Given request: Extract every line that contains the string "specialties".

Materials provided:
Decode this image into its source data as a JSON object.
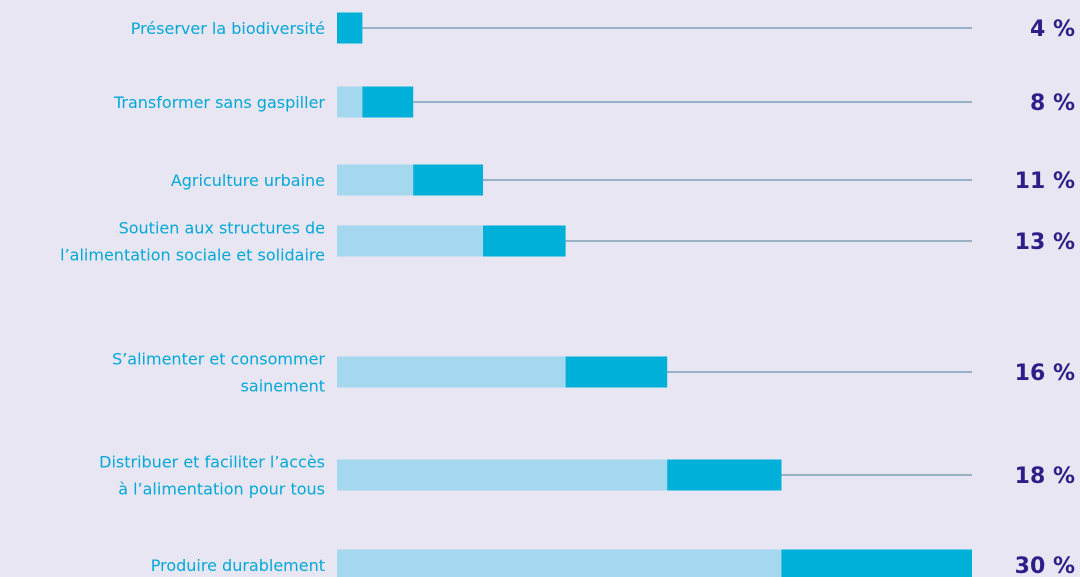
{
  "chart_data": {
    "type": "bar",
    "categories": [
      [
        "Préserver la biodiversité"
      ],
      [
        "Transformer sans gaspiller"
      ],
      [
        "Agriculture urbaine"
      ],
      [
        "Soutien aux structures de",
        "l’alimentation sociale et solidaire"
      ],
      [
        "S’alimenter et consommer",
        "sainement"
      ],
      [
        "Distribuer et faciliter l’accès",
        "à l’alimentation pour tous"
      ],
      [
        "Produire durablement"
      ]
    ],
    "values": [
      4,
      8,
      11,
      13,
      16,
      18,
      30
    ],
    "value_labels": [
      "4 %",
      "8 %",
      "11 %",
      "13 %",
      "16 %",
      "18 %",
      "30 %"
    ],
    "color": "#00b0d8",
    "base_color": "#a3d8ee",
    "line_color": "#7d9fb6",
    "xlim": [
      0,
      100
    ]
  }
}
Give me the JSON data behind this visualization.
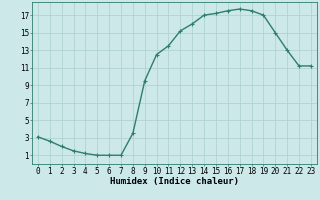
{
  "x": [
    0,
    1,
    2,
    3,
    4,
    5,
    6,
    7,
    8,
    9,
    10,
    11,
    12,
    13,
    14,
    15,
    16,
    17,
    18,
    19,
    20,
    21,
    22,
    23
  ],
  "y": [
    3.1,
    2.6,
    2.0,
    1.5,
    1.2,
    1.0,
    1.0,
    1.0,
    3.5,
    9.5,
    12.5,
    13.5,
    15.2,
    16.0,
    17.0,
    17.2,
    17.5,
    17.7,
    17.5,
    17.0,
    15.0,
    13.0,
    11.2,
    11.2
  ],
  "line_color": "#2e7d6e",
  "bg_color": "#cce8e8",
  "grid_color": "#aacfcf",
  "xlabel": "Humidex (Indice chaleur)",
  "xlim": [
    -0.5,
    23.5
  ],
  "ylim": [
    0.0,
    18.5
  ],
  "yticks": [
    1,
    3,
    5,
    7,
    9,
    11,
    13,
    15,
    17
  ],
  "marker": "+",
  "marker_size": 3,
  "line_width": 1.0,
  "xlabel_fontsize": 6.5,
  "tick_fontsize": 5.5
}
==
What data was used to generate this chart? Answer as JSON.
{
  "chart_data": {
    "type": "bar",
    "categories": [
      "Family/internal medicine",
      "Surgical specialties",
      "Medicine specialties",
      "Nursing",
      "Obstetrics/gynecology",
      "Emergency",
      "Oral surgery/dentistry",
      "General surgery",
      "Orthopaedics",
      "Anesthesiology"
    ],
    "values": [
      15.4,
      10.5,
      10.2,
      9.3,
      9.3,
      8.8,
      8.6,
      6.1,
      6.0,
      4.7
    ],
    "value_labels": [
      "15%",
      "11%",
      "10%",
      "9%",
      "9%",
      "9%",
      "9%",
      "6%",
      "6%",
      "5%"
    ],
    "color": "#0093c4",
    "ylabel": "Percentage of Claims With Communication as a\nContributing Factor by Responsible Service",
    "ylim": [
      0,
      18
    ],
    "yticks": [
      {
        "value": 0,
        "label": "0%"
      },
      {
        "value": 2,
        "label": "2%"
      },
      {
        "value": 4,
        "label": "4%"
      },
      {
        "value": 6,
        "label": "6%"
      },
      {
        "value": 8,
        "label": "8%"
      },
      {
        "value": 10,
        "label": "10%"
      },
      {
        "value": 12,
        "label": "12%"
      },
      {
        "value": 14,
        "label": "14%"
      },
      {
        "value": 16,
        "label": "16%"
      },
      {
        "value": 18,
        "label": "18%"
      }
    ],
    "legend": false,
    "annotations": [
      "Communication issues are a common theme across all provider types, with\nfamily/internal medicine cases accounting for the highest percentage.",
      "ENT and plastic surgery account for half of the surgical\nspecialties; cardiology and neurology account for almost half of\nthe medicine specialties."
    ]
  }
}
--
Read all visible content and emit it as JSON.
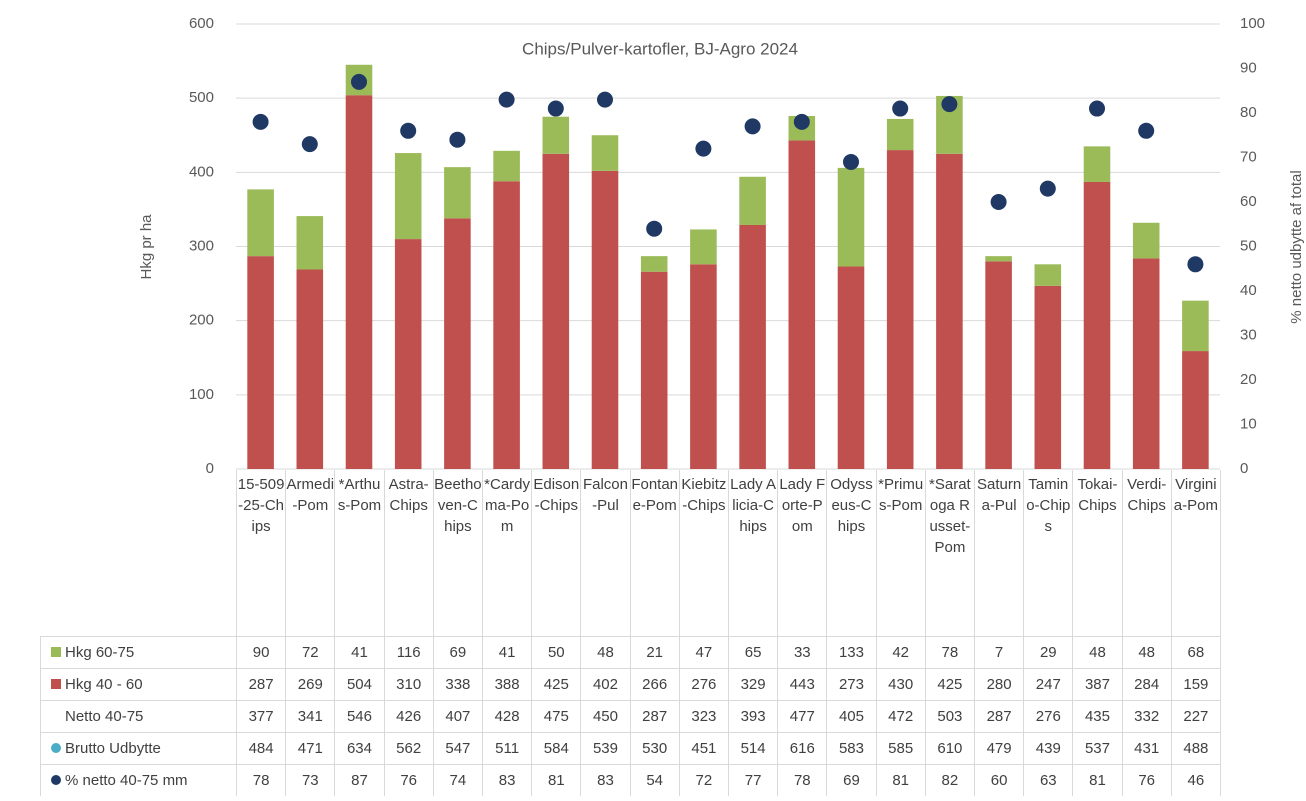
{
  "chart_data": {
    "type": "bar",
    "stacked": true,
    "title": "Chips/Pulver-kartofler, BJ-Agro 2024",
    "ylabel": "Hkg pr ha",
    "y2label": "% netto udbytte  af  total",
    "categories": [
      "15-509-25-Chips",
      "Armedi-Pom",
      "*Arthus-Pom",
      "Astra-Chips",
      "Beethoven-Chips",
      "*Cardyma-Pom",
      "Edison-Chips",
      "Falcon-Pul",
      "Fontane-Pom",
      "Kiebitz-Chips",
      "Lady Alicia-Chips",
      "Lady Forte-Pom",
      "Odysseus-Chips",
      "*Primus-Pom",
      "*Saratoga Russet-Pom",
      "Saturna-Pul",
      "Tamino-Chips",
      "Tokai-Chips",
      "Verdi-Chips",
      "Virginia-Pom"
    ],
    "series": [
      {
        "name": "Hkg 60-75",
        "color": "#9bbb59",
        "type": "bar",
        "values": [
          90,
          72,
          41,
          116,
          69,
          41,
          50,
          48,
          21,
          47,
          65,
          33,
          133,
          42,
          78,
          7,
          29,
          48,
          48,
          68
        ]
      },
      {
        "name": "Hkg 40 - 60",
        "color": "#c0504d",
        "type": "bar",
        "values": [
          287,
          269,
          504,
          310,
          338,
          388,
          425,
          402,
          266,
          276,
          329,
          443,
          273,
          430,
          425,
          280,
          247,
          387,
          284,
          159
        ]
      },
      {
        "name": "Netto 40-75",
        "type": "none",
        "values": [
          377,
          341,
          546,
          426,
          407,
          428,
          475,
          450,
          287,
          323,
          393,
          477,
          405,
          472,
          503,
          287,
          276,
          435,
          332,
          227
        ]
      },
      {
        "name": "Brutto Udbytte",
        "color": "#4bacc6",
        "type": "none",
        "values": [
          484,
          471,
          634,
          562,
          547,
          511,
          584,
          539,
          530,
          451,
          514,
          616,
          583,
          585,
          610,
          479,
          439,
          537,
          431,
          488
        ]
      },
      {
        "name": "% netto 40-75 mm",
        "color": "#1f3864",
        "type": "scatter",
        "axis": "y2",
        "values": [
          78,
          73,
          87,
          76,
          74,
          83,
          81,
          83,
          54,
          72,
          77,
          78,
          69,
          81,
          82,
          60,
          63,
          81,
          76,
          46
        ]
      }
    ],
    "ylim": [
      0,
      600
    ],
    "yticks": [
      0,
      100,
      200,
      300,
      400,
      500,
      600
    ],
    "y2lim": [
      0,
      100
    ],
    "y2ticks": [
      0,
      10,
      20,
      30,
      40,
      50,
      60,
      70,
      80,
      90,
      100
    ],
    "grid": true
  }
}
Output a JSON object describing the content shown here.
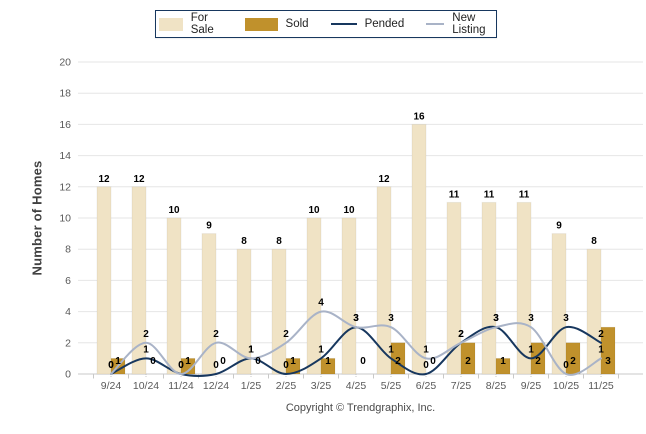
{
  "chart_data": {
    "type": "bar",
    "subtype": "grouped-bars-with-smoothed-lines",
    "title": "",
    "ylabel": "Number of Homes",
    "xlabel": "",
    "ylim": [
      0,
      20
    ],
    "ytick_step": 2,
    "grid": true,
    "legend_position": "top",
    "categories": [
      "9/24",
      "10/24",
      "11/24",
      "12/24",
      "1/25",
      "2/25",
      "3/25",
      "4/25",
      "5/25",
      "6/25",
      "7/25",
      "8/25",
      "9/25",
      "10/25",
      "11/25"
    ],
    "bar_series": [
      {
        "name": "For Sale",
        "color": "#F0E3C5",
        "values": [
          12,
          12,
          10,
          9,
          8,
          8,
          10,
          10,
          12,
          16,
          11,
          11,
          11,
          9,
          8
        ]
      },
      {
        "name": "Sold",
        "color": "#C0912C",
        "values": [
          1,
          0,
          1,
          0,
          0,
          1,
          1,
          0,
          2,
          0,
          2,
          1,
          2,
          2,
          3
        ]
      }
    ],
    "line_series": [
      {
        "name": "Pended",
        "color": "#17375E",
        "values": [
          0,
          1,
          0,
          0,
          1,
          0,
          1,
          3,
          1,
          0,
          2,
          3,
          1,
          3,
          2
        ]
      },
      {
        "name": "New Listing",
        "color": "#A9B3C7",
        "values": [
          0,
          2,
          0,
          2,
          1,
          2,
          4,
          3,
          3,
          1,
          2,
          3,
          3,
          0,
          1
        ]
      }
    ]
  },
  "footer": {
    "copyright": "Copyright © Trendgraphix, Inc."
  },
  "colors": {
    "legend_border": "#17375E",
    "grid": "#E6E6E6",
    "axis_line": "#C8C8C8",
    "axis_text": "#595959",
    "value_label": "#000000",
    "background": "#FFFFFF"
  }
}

Written answer:
      "Surgical specialties",
      "Medicine specialties",
      "ENT and plastic surgery account for half of the surgical\nspecialties; cardiology and neurology account for almost half of\nthe medicine specialties."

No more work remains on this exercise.